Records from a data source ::
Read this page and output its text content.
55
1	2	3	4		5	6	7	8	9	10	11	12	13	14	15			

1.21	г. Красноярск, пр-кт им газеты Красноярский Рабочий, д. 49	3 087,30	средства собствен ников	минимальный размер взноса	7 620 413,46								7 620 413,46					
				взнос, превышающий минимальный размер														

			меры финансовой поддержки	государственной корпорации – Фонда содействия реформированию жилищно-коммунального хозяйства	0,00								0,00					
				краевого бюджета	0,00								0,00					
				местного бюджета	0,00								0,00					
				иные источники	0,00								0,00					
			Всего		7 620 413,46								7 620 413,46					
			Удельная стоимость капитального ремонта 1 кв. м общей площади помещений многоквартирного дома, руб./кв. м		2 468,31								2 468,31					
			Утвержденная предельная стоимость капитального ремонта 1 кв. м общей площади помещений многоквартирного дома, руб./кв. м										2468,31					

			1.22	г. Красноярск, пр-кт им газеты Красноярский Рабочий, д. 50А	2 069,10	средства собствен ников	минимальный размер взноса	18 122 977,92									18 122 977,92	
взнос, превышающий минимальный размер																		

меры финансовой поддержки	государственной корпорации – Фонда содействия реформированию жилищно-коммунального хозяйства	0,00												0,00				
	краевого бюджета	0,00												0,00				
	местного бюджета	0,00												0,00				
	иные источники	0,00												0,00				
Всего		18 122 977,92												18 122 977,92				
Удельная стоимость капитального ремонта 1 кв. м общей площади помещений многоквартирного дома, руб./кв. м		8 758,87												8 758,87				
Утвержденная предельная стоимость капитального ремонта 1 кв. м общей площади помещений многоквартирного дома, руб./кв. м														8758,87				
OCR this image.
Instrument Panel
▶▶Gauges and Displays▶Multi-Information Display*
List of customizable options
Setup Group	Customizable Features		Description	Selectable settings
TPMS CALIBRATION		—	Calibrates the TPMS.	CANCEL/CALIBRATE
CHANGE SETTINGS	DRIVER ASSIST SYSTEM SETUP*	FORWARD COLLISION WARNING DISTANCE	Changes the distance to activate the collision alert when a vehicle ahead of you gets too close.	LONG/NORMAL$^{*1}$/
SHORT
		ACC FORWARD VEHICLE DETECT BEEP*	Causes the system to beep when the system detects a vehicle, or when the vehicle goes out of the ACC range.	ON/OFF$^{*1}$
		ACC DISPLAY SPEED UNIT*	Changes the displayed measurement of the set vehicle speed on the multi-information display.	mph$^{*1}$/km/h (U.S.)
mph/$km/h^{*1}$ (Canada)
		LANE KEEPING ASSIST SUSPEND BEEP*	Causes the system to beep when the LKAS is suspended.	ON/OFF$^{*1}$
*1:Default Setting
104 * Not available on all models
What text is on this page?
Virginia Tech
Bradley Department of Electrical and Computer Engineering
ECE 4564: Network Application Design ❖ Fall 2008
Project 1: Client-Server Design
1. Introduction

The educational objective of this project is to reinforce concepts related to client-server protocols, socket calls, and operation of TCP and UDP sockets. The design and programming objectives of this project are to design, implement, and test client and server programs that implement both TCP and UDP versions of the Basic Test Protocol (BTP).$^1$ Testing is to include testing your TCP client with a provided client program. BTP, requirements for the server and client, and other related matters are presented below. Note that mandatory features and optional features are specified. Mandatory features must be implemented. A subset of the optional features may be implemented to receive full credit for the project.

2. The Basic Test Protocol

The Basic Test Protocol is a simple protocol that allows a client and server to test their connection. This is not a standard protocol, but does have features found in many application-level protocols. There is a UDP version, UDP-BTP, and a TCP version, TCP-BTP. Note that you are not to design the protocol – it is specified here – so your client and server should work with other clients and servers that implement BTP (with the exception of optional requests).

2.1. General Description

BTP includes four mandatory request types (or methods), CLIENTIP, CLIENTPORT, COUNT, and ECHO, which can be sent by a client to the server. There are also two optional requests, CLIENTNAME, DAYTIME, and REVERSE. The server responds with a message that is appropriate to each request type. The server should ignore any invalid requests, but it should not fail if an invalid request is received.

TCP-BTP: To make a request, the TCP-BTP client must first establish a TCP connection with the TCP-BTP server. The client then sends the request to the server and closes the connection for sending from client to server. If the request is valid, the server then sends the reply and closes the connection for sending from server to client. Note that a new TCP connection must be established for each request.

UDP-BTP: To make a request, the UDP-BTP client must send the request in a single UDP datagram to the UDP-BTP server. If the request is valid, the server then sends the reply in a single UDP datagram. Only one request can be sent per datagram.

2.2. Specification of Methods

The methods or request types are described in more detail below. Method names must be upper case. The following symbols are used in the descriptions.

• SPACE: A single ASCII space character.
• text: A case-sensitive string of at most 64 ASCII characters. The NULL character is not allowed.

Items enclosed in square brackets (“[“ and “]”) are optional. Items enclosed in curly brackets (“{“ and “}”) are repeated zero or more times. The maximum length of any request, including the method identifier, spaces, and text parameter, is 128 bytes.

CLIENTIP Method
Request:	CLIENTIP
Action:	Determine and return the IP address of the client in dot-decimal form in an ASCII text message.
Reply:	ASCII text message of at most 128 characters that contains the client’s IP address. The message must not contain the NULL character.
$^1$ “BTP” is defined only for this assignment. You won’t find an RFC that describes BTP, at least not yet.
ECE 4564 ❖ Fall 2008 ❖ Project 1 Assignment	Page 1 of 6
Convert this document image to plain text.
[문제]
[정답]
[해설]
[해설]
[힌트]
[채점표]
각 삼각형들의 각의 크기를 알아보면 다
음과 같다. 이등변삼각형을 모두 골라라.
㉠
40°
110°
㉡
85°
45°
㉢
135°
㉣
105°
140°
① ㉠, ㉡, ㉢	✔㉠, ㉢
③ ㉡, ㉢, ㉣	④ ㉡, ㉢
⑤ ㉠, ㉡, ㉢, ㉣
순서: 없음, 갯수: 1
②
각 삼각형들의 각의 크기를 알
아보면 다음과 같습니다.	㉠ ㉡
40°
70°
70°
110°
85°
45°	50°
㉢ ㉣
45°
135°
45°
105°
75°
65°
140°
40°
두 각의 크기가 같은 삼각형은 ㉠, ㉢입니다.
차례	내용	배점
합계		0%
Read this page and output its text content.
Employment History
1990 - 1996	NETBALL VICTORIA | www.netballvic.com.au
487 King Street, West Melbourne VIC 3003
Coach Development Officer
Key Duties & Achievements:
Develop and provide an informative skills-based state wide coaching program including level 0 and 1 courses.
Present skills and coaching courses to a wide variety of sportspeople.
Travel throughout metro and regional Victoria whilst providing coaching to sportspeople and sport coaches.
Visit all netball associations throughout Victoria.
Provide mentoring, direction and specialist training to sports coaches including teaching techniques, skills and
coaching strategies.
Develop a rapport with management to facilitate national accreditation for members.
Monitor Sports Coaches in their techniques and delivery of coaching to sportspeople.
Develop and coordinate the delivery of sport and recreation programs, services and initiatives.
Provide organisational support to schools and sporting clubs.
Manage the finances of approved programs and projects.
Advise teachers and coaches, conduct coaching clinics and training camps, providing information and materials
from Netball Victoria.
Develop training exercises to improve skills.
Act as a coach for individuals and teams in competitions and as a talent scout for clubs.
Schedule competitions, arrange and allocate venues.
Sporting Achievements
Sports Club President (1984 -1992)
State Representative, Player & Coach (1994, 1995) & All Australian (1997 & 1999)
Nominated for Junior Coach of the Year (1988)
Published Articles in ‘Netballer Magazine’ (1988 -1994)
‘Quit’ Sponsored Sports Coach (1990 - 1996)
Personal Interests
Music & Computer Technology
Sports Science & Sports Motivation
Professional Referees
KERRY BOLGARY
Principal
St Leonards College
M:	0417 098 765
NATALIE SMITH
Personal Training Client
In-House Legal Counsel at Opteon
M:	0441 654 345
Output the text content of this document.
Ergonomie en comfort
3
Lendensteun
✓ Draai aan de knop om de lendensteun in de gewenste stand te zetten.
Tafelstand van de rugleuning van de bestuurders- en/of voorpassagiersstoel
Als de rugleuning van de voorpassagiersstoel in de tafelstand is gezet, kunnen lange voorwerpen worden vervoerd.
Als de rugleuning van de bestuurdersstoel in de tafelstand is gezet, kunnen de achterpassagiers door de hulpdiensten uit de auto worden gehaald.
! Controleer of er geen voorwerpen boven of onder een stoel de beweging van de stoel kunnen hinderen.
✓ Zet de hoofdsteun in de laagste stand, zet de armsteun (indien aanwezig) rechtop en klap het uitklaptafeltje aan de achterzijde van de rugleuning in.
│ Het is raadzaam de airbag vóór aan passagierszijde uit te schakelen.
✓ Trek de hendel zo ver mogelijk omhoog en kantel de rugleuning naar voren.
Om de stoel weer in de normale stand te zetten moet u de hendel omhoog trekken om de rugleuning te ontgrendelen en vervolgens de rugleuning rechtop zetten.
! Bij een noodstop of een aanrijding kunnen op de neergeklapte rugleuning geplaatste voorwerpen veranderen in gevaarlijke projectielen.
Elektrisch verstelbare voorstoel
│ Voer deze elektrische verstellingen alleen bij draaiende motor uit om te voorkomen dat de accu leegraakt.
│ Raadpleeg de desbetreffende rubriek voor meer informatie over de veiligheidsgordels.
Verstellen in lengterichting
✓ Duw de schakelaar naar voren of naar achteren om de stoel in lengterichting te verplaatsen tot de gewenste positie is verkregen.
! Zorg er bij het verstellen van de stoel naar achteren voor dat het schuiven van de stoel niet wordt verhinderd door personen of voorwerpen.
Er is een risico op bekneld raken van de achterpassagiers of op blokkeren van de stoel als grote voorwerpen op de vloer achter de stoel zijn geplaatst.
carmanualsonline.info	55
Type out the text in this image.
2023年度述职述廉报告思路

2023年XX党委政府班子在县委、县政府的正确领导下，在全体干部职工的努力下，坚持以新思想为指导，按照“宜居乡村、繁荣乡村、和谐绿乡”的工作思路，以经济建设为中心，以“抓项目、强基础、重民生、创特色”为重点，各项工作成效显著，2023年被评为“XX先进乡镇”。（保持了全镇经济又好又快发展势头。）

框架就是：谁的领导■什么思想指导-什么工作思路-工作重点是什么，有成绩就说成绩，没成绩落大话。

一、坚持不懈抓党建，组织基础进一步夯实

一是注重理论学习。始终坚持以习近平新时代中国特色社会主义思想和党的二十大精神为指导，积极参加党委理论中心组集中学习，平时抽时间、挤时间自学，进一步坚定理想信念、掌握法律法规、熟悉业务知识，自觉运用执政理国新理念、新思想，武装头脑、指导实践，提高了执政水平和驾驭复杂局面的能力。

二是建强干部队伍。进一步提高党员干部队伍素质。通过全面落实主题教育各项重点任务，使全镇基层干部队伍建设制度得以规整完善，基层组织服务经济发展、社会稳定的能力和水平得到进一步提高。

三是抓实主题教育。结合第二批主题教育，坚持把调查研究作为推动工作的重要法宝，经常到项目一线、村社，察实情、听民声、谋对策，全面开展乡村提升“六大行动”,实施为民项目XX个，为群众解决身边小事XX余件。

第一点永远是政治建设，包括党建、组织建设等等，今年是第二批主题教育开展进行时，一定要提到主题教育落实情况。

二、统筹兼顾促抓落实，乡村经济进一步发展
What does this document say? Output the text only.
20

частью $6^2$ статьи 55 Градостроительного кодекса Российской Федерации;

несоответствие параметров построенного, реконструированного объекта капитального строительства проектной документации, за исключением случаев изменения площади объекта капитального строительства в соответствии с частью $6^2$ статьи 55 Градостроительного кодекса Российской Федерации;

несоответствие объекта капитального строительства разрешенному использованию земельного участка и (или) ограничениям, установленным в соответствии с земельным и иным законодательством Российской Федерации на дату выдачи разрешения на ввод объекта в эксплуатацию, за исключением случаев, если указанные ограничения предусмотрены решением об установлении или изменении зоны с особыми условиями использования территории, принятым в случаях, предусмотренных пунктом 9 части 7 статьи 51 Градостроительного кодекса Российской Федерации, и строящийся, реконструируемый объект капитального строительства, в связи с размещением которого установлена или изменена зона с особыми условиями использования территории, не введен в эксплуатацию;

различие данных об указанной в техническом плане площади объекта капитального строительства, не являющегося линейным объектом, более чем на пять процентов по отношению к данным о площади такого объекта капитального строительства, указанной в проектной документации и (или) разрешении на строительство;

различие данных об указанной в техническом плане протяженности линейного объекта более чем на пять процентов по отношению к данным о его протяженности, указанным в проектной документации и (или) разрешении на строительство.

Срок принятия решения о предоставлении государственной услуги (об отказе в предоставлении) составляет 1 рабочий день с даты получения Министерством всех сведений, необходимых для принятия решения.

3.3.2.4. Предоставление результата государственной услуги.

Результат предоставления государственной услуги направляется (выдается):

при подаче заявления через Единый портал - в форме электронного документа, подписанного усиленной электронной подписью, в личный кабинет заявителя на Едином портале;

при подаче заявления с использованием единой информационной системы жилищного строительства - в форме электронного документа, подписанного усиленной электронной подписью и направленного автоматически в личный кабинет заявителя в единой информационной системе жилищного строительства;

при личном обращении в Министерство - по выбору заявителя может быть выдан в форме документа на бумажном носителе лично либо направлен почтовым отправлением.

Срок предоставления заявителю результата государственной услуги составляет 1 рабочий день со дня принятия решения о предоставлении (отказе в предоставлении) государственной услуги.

The problem :: Count the lines of these entries that hold the string "результата", and give only that number.

Answer below :: 2